= THE DATA =

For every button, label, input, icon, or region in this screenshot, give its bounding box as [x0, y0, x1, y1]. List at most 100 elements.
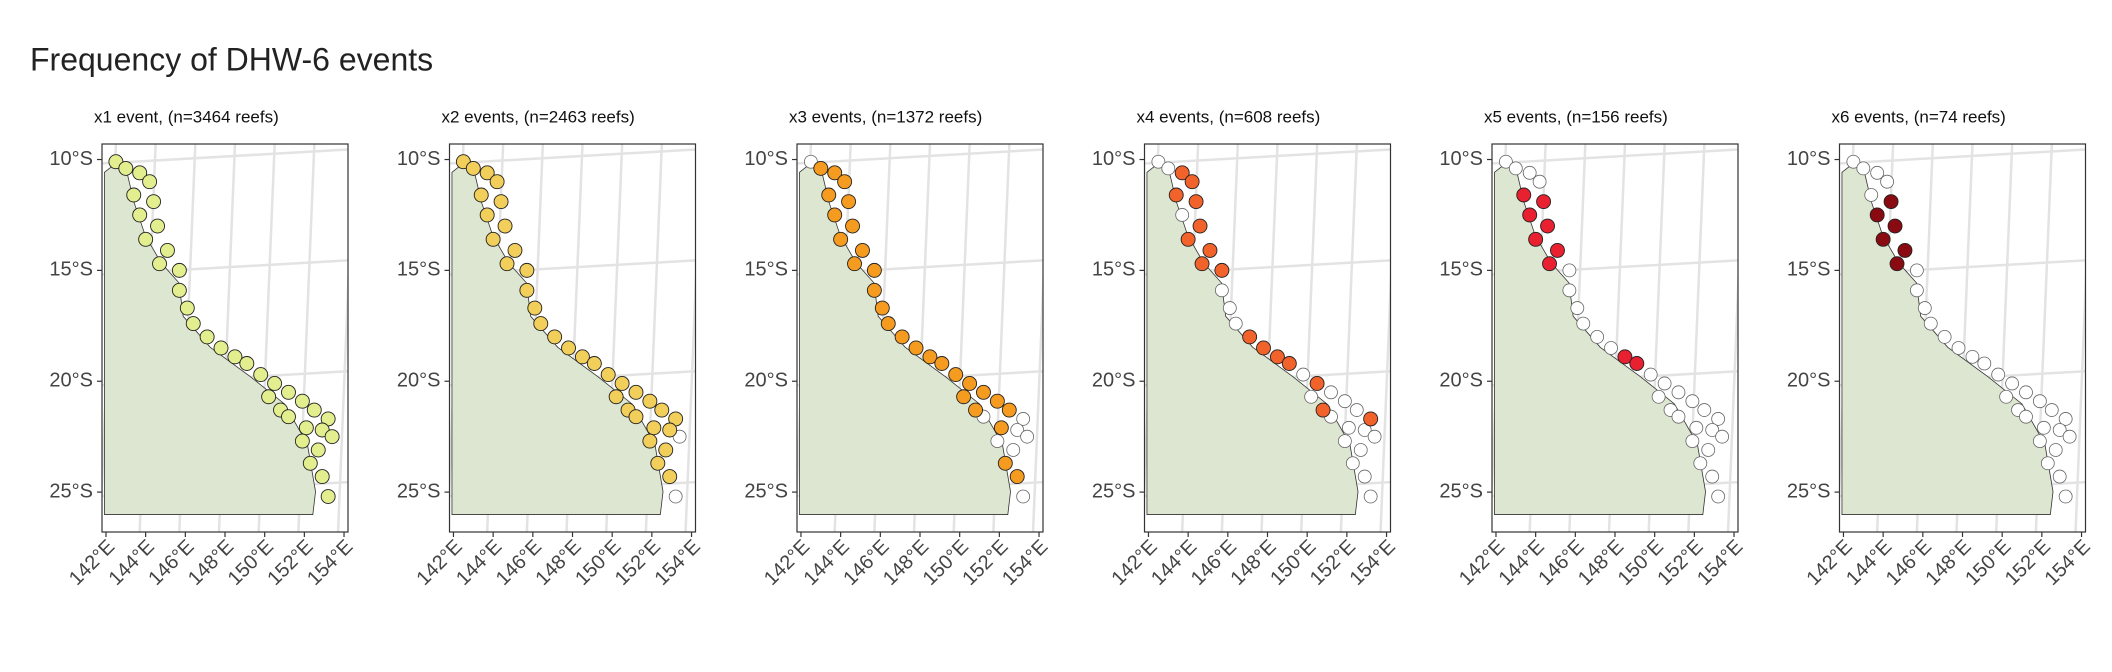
- reef-point: [1010, 423, 1025, 437]
- x-tick-label: 154°E: [998, 536, 1052, 590]
- reef-point: [1965, 349, 1980, 364]
- event-point: [1202, 242, 1218, 258]
- grid-line: [1031, 259, 1043, 532]
- grid-line: [1379, 259, 1391, 532]
- plot-area: [449, 144, 696, 532]
- event-point: [1009, 469, 1025, 485]
- reef-point: [1685, 434, 1700, 448]
- reef-point: [1345, 456, 1360, 471]
- reef-point: [1590, 329, 1605, 344]
- reef-point: [1977, 356, 1992, 371]
- y-tick-label: 10°S: [744, 148, 788, 170]
- y-tick-label: 10°S: [1787, 148, 1831, 170]
- event-point: [533, 316, 549, 332]
- panel: x4 events, (n=608 reefs) 10°S 15°S 20°S 25°S…: [1092, 107, 1400, 589]
- reef-point: [1604, 341, 1618, 355]
- grid-line: [797, 148, 1043, 165]
- event-point: [1875, 231, 1891, 247]
- reef-point: [1917, 301, 1932, 315]
- y-tick-label: 15°S: [1439, 259, 1483, 281]
- y-tick-label: 10°S: [1092, 148, 1136, 170]
- x-tick-label: 154°E: [651, 536, 705, 590]
- reef-point: [1337, 394, 1352, 409]
- event-point: [142, 174, 158, 190]
- event-point: [574, 349, 590, 365]
- event-point: [314, 469, 330, 485]
- y-tick-label: 10°S: [49, 148, 93, 170]
- reef-point: [2052, 423, 2067, 437]
- reef-point: [1357, 469, 1372, 484]
- event-point: [833, 231, 849, 247]
- event-point: [1542, 256, 1557, 272]
- event-point: [908, 340, 924, 356]
- event-point: [519, 262, 535, 278]
- reef-point: [1349, 403, 1364, 417]
- event-point: [600, 367, 616, 383]
- event-point: [646, 420, 662, 436]
- event-point: [956, 389, 972, 405]
- event-point: [324, 429, 340, 445]
- panel-title: x3 events, (n=1372 reefs): [789, 107, 982, 126]
- event-point: [126, 187, 142, 203]
- x-tick-label: 154°E: [1693, 536, 1747, 590]
- event-point: [118, 160, 134, 176]
- reef-point: [1367, 429, 1382, 444]
- reef-point: [1991, 367, 2006, 382]
- event-point: [1174, 165, 1190, 181]
- event-point: [968, 402, 983, 418]
- panel: x2 events, (n=2463 reefs) 10°S 15°S 20°S 25°…: [397, 107, 705, 589]
- reef-point: [2019, 409, 2033, 424]
- event-point: [185, 316, 201, 332]
- y-tick-label: 15°S: [1092, 259, 1136, 281]
- reef-point: [990, 434, 1005, 448]
- event-point: [813, 160, 829, 176]
- event-point: [1192, 218, 1208, 234]
- event-point: [845, 218, 860, 234]
- event-point: [499, 256, 515, 272]
- reef-point: [1357, 423, 1372, 437]
- event-point: [1269, 349, 1285, 365]
- event-point: [199, 329, 215, 345]
- y-tick-label: 15°S: [49, 259, 93, 281]
- event-point: [614, 376, 630, 391]
- reef-point: [1693, 456, 1708, 471]
- grid-line: [684, 259, 696, 532]
- reef-point: [2036, 420, 2051, 435]
- reef-point: [1846, 154, 1861, 169]
- panel: x6 events, (n=74 reefs) 10°S 15°S 20°S 25°S 1…: [1787, 107, 2095, 589]
- event-point: [132, 207, 148, 223]
- reef-point: [1870, 165, 1885, 180]
- event-point: [997, 455, 1013, 471]
- grid-line: [1492, 148, 1738, 165]
- reef-point: [1711, 412, 1726, 426]
- event-point: [298, 420, 314, 436]
- event-point: [485, 231, 501, 247]
- event-point: [628, 409, 644, 425]
- reef-point: [1864, 188, 1879, 202]
- event-point: [827, 207, 843, 223]
- reef-point: [2032, 394, 2047, 409]
- event-point: [662, 469, 678, 485]
- reef-point: [1341, 420, 1356, 435]
- event-point: [993, 420, 1009, 436]
- event-point: [1540, 218, 1555, 234]
- event-point: [628, 384, 644, 400]
- reef-point: [1324, 385, 1338, 400]
- reef-point: [1711, 489, 1726, 504]
- reef-point: [2048, 443, 2063, 457]
- event-point: [310, 442, 326, 458]
- event-point: [847, 256, 862, 272]
- event-point: [132, 165, 148, 181]
- event-point: [160, 242, 175, 258]
- reef-point: [1522, 165, 1537, 180]
- event-point: [1256, 340, 1271, 356]
- event-point: [302, 455, 318, 471]
- panel-title: x4 events, (n=608 reefs): [1137, 107, 1321, 126]
- reef-point: [1214, 283, 1229, 298]
- event-point: [976, 384, 991, 400]
- y-tick-label: 20°S: [1787, 370, 1831, 392]
- y-tick-label: 20°S: [1439, 370, 1483, 392]
- reef-point: [1337, 434, 1352, 448]
- plot-area: [1492, 144, 1738, 532]
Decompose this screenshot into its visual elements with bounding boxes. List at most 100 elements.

= PROBLEM REQUIREMENTS =
Copy the data above line for line, leaving out the pictures.

= WRITTEN ANSWER =
For every button, label, input, icon, or region in this screenshot, give its bounding box as [x0, y0, x1, y1]. List at most 100 elements.
- reef-point: [1010, 423, 1025, 437]
- x-tick-label: 154°E: [998, 536, 1052, 590]
- reef-point: [1965, 349, 1980, 364]
- event-point: [1202, 242, 1218, 258]
- grid-line: [1031, 259, 1043, 532]
- grid-line: [1379, 259, 1391, 532]
- plot-area: [449, 144, 696, 532]
- event-point: [1009, 469, 1025, 485]
- reef-point: [1685, 434, 1700, 448]
- reef-point: [1345, 456, 1360, 471]
- reef-point: [1590, 329, 1605, 344]
- reef-point: [1977, 356, 1992, 371]
- y-tick-label: 10°S: [744, 148, 788, 170]
- y-tick-label: 10°S: [1787, 148, 1831, 170]
- event-point: [533, 316, 549, 332]
- panel: x4 events, (n=608 reefs) 10°S 15°S 20°S 25°S…: [1092, 107, 1400, 589]
- reef-point: [1604, 341, 1618, 355]
- grid-line: [797, 148, 1043, 165]
- event-point: [1875, 231, 1891, 247]
- reef-point: [1917, 301, 1932, 315]
- y-tick-label: 15°S: [1439, 259, 1483, 281]
- y-tick-label: 10°S: [1092, 148, 1136, 170]
- x-tick-label: 154°E: [651, 536, 705, 590]
- reef-point: [1337, 394, 1352, 409]
- event-point: [142, 174, 158, 190]
- event-point: [574, 349, 590, 365]
- event-point: [314, 469, 330, 485]
- y-tick-label: 10°S: [49, 148, 93, 170]
- reef-point: [2052, 423, 2067, 437]
- reef-point: [1357, 469, 1372, 484]
- event-point: [833, 231, 849, 247]
- event-point: [1542, 256, 1557, 272]
- event-point: [908, 340, 924, 356]
- event-point: [519, 262, 535, 278]
- reef-point: [1349, 403, 1364, 417]
- event-point: [600, 367, 616, 383]
- event-point: [646, 420, 662, 436]
- event-point: [956, 389, 972, 405]
- event-point: [324, 429, 340, 445]
- panel-title: x3 events, (n=1372 reefs): [789, 107, 982, 126]
- event-point: [126, 187, 142, 203]
- x-tick-label: 154°E: [1693, 536, 1747, 590]
- event-point: [118, 160, 134, 176]
- reef-point: [1367, 429, 1382, 444]
- reef-point: [1991, 367, 2006, 382]
- event-point: [1174, 165, 1190, 181]
- event-point: [968, 402, 983, 418]
- panel: x2 events, (n=2463 reefs) 10°S 15°S 20°S 25°…: [397, 107, 705, 589]
- reef-point: [2019, 409, 2033, 424]
- event-point: [185, 316, 201, 332]
- y-tick-label: 15°S: [1092, 259, 1136, 281]
- reef-point: [990, 434, 1005, 448]
- event-point: [813, 160, 829, 176]
- event-point: [1192, 218, 1208, 234]
- event-point: [845, 218, 860, 234]
- event-point: [499, 256, 515, 272]
- reef-point: [1357, 423, 1372, 437]
- event-point: [1269, 349, 1285, 365]
- event-point: [199, 329, 215, 345]
- y-tick-label: 15°S: [49, 259, 93, 281]
- event-point: [614, 376, 630, 391]
- reef-point: [1693, 456, 1708, 471]
- grid-line: [684, 259, 696, 532]
- reef-point: [2036, 420, 2051, 435]
- reef-point: [1846, 154, 1861, 169]
- panel: x6 events, (n=74 reefs) 10°S 15°S 20°S 25°S 1…: [1787, 107, 2095, 589]
- event-point: [132, 207, 148, 223]
- reef-point: [1870, 165, 1885, 180]
- event-point: [997, 455, 1013, 471]
- grid-line: [1492, 148, 1738, 165]
- reef-point: [1711, 412, 1726, 426]
- event-point: [298, 420, 314, 436]
- event-point: [485, 231, 501, 247]
- event-point: [628, 409, 644, 425]
- reef-point: [1864, 188, 1879, 202]
- event-point: [827, 207, 843, 223]
- reef-point: [2032, 394, 2047, 409]
- event-point: [662, 469, 678, 485]
- reef-point: [1341, 420, 1356, 435]
- event-point: [993, 420, 1009, 436]
- event-point: [1540, 218, 1555, 234]
- event-point: [628, 384, 644, 400]
- reef-point: [1324, 385, 1338, 400]
- reef-point: [1711, 489, 1726, 504]
- reef-point: [2048, 443, 2063, 457]
- event-point: [310, 442, 326, 458]
- event-point: [847, 256, 862, 272]
- event-point: [132, 165, 148, 181]
- event-point: [160, 242, 175, 258]
- reef-point: [1522, 165, 1537, 180]
- event-point: [1256, 340, 1271, 356]
- event-point: [302, 455, 318, 471]
- panel-title: x4 events, (n=608 reefs): [1137, 107, 1321, 126]
- reef-point: [1214, 283, 1229, 298]
- event-point: [976, 384, 991, 400]
- y-tick-label: 20°S: [1787, 370, 1831, 392]
- y-tick-label: 20°S: [1439, 370, 1483, 392]
- reef-point: [1337, 434, 1352, 448]
- plot-area: [1492, 144, 1738, 532]
Decompose this screenshot into its visual elements with bounding boxes. List at most 100 elements.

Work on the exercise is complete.